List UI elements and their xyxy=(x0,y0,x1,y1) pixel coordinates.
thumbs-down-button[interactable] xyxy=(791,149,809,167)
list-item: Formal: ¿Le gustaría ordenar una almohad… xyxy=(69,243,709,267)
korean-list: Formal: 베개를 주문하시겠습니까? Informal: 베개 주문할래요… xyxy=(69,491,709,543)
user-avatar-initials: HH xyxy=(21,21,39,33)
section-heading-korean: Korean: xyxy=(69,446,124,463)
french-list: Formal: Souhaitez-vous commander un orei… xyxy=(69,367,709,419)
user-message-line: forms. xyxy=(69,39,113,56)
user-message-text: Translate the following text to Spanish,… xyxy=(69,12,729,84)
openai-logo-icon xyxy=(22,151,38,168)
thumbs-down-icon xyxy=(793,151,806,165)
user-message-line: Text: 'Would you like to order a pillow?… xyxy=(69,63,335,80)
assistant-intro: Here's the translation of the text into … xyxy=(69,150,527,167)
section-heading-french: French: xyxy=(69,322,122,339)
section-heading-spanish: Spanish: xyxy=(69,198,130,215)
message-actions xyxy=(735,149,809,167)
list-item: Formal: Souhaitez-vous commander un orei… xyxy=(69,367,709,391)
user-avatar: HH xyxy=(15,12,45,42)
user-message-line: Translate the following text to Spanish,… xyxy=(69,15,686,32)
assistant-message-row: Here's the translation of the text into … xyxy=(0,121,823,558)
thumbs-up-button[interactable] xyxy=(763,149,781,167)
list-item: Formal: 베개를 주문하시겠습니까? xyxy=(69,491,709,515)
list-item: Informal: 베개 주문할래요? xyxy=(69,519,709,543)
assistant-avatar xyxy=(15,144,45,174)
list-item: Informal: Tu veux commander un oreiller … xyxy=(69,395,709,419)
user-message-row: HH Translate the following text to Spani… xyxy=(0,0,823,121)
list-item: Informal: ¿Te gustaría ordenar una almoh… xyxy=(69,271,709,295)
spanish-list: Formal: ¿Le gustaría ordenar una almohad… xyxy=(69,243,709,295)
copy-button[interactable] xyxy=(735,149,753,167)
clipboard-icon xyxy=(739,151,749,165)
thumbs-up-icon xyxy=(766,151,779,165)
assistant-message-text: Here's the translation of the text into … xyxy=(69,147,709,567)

...

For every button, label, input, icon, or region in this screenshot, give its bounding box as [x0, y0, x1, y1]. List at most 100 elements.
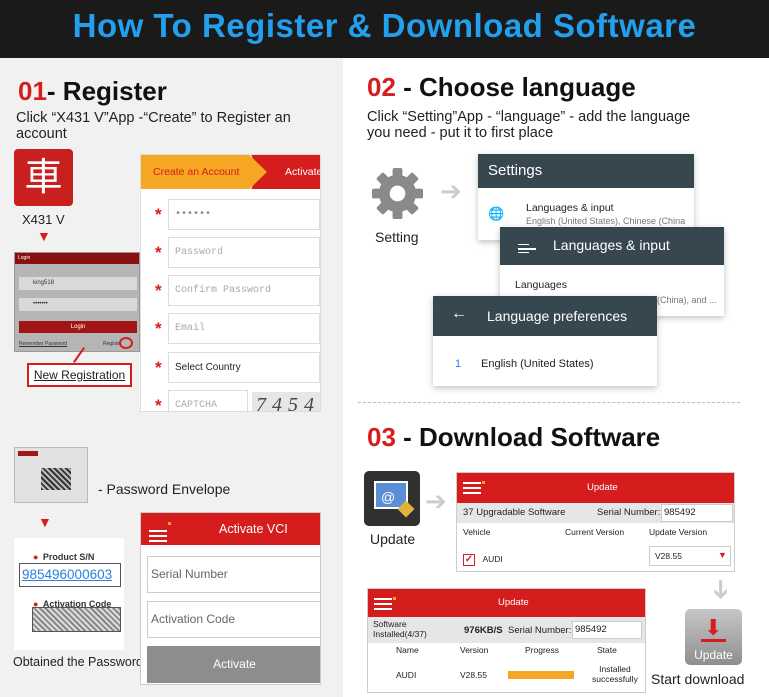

**Written task**
How many of the lines above contain the word "elements"? Case counts, and give only the number.

**Task response**
2